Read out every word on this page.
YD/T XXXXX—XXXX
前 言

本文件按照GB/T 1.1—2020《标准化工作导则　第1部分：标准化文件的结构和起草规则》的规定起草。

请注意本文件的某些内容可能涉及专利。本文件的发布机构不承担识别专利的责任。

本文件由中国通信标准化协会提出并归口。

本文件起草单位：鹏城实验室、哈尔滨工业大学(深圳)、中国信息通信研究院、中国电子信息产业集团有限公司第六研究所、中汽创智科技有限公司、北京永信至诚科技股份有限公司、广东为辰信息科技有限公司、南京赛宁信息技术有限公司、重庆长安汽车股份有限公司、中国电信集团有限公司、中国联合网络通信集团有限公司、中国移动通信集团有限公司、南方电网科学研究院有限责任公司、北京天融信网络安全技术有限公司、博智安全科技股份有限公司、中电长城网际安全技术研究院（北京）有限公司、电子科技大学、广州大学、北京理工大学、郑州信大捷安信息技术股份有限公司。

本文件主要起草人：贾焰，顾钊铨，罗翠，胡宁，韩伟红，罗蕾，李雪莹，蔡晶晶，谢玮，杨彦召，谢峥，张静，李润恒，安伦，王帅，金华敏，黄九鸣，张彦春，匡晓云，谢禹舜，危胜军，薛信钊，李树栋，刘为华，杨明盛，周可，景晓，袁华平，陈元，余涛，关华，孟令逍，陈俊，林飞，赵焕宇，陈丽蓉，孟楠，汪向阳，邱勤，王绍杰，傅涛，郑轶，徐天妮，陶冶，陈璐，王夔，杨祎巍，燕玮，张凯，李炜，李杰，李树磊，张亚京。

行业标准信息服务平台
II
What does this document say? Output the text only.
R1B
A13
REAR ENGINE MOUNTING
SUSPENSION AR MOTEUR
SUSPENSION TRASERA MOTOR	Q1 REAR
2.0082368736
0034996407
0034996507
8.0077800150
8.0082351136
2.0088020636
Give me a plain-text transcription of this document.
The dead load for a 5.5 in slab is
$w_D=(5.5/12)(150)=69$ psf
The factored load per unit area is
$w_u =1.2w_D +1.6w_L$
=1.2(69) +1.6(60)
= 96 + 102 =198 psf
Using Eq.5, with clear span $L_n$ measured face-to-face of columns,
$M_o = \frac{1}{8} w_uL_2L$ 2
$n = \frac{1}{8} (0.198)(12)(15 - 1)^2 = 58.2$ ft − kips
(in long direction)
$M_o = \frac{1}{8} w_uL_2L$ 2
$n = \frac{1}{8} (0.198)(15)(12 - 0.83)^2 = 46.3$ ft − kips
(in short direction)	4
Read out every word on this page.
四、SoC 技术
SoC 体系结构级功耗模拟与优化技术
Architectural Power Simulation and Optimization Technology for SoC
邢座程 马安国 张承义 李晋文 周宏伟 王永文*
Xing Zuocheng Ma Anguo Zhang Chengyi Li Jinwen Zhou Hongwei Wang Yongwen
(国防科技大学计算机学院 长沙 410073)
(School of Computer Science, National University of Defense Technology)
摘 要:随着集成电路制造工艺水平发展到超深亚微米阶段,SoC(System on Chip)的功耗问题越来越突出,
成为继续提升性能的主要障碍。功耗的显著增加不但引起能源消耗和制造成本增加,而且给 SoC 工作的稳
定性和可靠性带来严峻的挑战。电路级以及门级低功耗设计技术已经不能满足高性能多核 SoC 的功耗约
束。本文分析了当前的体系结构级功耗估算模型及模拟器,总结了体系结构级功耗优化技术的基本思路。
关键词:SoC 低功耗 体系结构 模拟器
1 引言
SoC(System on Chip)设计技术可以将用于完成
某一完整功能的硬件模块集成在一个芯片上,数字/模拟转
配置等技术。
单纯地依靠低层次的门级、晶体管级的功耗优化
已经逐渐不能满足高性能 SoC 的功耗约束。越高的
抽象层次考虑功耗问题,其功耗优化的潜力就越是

◆ ◆ ◆ ◆ ◆

**Aim of the exercise:** Reproduce all of the records exactly.

**Complete answer:**
Read out every word on this page.
YD/T XXXXX—XXXX
前 言

本文件按照GB/T 1.1—2020《标准化工作导则　第1部分：标准化文件的结构和起草规则》的规定起草。

请注意本文件的某些内容可能涉及专利。本文件的发布机构不承担识别专利的责任。

本文件由中国通信标准化协会提出并归口。

本文件起草单位：鹏城实验室、哈尔滨工业大学(深圳)、中国信息通信研究院、中国电子信息产业集团有限公司第六研究所、中汽创智科技有限公司、北京永信至诚科技股份有限公司、广东为辰信息科技有限公司、南京赛宁信息技术有限公司、重庆长安汽车股份有限公司、中国电信集团有限公司、中国联合网络通信集团有限公司、中国移动通信集团有限公司、南方电网科学研究院有限责任公司、北京天融信网络安全技术有限公司、博智安全科技股份有限公司、中电长城网际安全技术研究院（北京）有限公司、电子科技大学、广州大学、北京理工大学、郑州信大捷安信息技术股份有限公司。

本文件主要起草人：贾焰，顾钊铨，罗翠，胡宁，韩伟红，罗蕾，李雪莹，蔡晶晶，谢玮，杨彦召，谢峥，张静，李润恒，安伦，王帅，金华敏，黄九鸣，张彦春，匡晓云，谢禹舜，危胜军，薛信钊，李树栋，刘为华，杨明盛，周可，景晓，袁华平，陈元，余涛，关华，孟令逍，陈俊，林飞，赵焕宇，陈丽蓉，孟楠，汪向阳，邱勤，王绍杰，傅涛，郑轶，徐天妮，陶冶，陈璐，王夔，杨祎巍，燕玮，张凯，李炜，李杰，李树磊，张亚京。

行业标准信息服务平台
II
What does this document say? Output the text only.
R1B
A13
REAR ENGINE MOUNTING
SUSPENSION AR MOTEUR
SUSPENSION TRASERA MOTOR	Q1 REAR
2.0082368736
0034996407
0034996507
8.0077800150
8.0082351136
2.0088020636
Give me a plain-text transcription of this document.
The dead load for a 5.5 in slab is
$w_D=(5.5/12)(150)=69$ psf
The factored load per unit area is
$w_u =1.2w_D +1.6w_L$
=1.2(69) +1.6(60)
= 96 + 102 =198 psf
Using Eq.5, with clear span $L_n$ measured face-to-face of columns,
$M_o = \frac{1}{8} w_uL_2L$ 2
$n = \frac{1}{8} (0.198)(12)(15 - 1)^2 = 58.2$ ft − kips
(in long direction)
$M_o = \frac{1}{8} w_uL_2L$ 2
$n = \frac{1}{8} (0.198)(15)(12 - 0.83)^2 = 46.3$ ft − kips
(in short direction)	4
Read out every word on this page.
四、SoC 技术
SoC 体系结构级功耗模拟与优化技术
Architectural Power Simulation and Optimization Technology for SoC
邢座程 马安国 张承义 李晋文 周宏伟 王永文*
Xing Zuocheng Ma Anguo Zhang Chengyi Li Jinwen Zhou Hongwei Wang Yongwen
(国防科技大学计算机学院 长沙 410073)
(School of Computer Science, National University of Defense Technology)
摘 要:随着集成电路制造工艺水平发展到超深亚微米阶段,SoC(System on Chip)的功耗问题越来越突出,
成为继续提升性能的主要障碍。功耗的显著增加不但引起能源消耗和制造成本增加,而且给 SoC 工作的稳
定性和可靠性带来严峻的挑战。电路级以及门级低功耗设计技术已经不能满足高性能多核 SoC 的功耗约
束。本文分析了当前的体系结构级功耗估算模型及模拟器,总结了体系结构级功耗优化技术的基本思路。
关键词:SoC 低功耗 体系结构 模拟器
1 引言
SoC(System on Chip)设计技术可以将用于完成
某一完整功能的硬件模块集成在一个芯片上,数字/模拟转
配置等技术。
单纯地依靠低层次的门级、晶体管级的功耗优化
已经逐渐不能满足高性能 SoC 的功耗约束。越高的
抽象层次考虑功耗问题,其功耗优化的潜力就越是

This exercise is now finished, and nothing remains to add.